[START OF THE RECORDS]

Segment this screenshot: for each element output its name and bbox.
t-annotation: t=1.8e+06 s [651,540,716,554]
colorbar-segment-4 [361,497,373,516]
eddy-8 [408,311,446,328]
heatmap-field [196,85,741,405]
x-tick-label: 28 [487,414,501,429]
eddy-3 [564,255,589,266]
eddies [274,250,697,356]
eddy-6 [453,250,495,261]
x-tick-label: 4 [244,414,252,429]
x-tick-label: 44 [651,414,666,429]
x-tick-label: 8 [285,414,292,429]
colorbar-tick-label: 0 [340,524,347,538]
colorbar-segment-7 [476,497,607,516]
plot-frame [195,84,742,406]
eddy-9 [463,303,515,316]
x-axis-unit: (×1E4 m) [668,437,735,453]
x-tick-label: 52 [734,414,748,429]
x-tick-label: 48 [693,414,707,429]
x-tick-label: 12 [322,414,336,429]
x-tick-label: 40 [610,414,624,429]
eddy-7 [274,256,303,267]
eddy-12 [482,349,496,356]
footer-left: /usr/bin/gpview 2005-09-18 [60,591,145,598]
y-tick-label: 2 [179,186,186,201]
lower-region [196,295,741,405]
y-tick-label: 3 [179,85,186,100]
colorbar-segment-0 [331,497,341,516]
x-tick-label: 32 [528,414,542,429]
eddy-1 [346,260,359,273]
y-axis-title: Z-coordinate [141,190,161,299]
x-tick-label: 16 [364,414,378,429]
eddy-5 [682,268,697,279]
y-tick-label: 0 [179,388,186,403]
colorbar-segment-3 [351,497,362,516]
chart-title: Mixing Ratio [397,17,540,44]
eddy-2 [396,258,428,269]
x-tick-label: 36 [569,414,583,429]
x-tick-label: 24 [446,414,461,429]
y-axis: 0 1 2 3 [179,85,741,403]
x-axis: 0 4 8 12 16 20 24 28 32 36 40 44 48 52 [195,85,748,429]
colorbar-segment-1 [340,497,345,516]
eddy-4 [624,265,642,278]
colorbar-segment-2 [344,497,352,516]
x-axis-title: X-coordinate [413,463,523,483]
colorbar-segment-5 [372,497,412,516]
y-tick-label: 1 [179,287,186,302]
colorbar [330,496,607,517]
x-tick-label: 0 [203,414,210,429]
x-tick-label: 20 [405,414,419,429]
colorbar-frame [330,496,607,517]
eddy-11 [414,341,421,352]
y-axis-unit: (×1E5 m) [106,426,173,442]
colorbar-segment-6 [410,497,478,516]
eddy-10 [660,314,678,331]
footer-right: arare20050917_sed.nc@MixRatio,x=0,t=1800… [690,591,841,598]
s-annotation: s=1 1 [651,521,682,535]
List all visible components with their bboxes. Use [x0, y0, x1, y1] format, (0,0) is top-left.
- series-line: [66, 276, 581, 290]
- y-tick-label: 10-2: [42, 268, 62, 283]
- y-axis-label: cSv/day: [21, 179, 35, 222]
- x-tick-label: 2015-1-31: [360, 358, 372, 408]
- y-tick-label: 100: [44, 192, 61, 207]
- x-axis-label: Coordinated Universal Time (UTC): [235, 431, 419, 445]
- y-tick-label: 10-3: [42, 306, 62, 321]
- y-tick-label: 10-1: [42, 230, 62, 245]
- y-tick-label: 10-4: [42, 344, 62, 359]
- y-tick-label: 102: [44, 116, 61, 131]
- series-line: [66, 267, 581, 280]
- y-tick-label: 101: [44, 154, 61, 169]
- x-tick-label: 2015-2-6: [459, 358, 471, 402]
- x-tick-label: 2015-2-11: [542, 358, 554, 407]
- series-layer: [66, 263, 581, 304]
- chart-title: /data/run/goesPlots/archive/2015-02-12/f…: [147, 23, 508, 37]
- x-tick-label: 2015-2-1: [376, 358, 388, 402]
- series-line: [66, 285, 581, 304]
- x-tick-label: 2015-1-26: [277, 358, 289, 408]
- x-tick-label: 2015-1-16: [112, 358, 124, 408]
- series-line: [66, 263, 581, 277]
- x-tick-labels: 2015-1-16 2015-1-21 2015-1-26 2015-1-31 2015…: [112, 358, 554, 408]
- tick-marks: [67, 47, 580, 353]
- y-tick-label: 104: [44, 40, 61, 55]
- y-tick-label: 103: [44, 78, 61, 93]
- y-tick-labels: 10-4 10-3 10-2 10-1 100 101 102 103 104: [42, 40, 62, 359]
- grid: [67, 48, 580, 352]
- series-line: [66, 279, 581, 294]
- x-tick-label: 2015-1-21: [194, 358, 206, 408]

[END OF THE RECORDS]

JOB >> Can you reproduce everything from the start of the material down through the line containing "eddy-4 [624,265,642,278]", including that line, character for character?

EXERCISE OUTPUT >>
Segment this screenshot: for each element output its name and bbox.
t-annotation: t=1.8e+06 s [651,540,716,554]
colorbar-segment-4 [361,497,373,516]
eddy-8 [408,311,446,328]
heatmap-field [196,85,741,405]
x-tick-label: 28 [487,414,501,429]
eddy-3 [564,255,589,266]
eddies [274,250,697,356]
eddy-6 [453,250,495,261]
x-tick-label: 4 [244,414,252,429]
x-tick-label: 44 [651,414,666,429]
x-tick-label: 8 [285,414,292,429]
colorbar-tick-label: 0 [340,524,347,538]
colorbar-segment-7 [476,497,607,516]
plot-frame [195,84,742,406]
eddy-9 [463,303,515,316]
x-axis-unit: (×1E4 m) [668,437,735,453]
x-tick-label: 52 [734,414,748,429]
x-tick-label: 48 [693,414,707,429]
x-tick-label: 12 [322,414,336,429]
x-tick-label: 40 [610,414,624,429]
eddy-7 [274,256,303,267]
eddy-12 [482,349,496,356]
footer-left: /usr/bin/gpview 2005-09-18 [60,591,145,598]
y-tick-label: 2 [179,186,186,201]
lower-region [196,295,741,405]
y-tick-label: 3 [179,85,186,100]
colorbar-segment-0 [331,497,341,516]
x-tick-label: 32 [528,414,542,429]
eddy-1 [346,260,359,273]
y-axis-title: Z-coordinate [141,190,161,299]
x-tick-label: 16 [364,414,378,429]
eddy-5 [682,268,697,279]
y-tick-label: 0 [179,388,186,403]
colorbar-segment-3 [351,497,362,516]
chart-title: Mixing Ratio [397,17,540,44]
eddy-2 [396,258,428,269]
x-tick-label: 36 [569,414,583,429]
x-tick-label: 24 [446,414,461,429]
y-axis: 0 1 2 3 [179,85,741,403]
x-axis: 0 4 8 12 16 20 24 28 32 36 40 44 48 52 [195,85,748,429]
colorbar-segment-1 [340,497,345,516]
eddy-4 [624,265,642,278]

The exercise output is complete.